▶ **STATED GOAL**
Identify each line below containing the string "curvature" and copy it.

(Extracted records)

————————

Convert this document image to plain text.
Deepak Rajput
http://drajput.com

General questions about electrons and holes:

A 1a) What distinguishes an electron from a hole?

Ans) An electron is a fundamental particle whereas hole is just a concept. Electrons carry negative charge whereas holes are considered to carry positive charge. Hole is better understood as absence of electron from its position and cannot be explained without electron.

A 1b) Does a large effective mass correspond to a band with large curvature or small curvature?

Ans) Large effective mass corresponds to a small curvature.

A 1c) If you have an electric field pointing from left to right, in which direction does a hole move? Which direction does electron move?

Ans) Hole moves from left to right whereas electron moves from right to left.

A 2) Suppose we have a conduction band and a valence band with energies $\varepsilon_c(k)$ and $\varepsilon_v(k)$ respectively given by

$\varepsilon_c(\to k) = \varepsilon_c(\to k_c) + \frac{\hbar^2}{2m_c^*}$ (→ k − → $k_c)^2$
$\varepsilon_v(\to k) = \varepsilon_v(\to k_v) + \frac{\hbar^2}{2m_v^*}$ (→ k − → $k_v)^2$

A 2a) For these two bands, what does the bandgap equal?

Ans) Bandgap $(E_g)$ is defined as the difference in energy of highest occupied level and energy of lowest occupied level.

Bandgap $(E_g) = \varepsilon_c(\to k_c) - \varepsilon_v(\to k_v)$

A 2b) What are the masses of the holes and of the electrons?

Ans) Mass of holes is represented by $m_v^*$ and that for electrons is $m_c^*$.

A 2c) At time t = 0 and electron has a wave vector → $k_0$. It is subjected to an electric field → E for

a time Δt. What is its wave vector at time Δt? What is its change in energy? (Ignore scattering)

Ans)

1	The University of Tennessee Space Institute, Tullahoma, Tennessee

————————

▶ **CORRECT OUTPUT**
A 1b) Does a large effective mass correspond to a band with large curvature or small curvature?
Ans) Large effective mass corresponds to a small curvature.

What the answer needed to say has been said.